BRIEF =
Below are some records; retype all of them exactly.

DATA PROVIDED =
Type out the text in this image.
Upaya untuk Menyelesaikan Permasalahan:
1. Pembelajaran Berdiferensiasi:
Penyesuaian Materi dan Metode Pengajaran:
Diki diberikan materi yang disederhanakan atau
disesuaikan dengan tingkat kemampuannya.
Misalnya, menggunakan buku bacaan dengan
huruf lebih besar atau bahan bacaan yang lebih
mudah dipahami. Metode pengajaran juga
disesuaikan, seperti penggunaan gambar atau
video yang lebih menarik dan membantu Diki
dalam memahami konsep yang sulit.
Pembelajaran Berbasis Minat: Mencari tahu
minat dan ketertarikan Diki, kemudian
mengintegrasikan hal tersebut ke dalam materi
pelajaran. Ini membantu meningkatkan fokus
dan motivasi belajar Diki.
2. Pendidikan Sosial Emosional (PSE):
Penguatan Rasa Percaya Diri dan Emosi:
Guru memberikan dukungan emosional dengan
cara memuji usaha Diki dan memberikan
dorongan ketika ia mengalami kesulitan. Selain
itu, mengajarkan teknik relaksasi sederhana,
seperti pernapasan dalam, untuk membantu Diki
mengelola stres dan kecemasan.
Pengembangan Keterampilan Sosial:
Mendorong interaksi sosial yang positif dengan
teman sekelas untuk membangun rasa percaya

RESPONSE TO THIS EXERCISE =
Type out the text in this image.
Upaya untuk Menyelesaikan Permasalahan:
1. Pembelajaran Berdiferensiasi:
Penyesuaian Materi dan Metode Pengajaran:
Diki diberikan materi yang disederhanakan atau
disesuaikan dengan tingkat kemampuannya.
Misalnya, menggunakan buku bacaan dengan
huruf lebih besar atau bahan bacaan yang lebih
mudah dipahami. Metode pengajaran juga
disesuaikan, seperti penggunaan gambar atau
video yang lebih menarik dan membantu Diki
dalam memahami konsep yang sulit.
Pembelajaran Berbasis Minat: Mencari tahu
minat dan ketertarikan Diki, kemudian
mengintegrasikan hal tersebut ke dalam materi
pelajaran. Ini membantu meningkatkan fokus
dan motivasi belajar Diki.
2. Pendidikan Sosial Emosional (PSE):
Penguatan Rasa Percaya Diri dan Emosi:
Guru memberikan dukungan emosional dengan
cara memuji usaha Diki dan memberikan
dorongan ketika ia mengalami kesulitan. Selain
itu, mengajarkan teknik relaksasi sederhana,
seperti pernapasan dalam, untuk membantu Diki
mengelola stres dan kecemasan.
Pengembangan Keterampilan Sosial:
Mendorong interaksi sosial yang positif dengan
teman sekelas untuk membangun rasa percaya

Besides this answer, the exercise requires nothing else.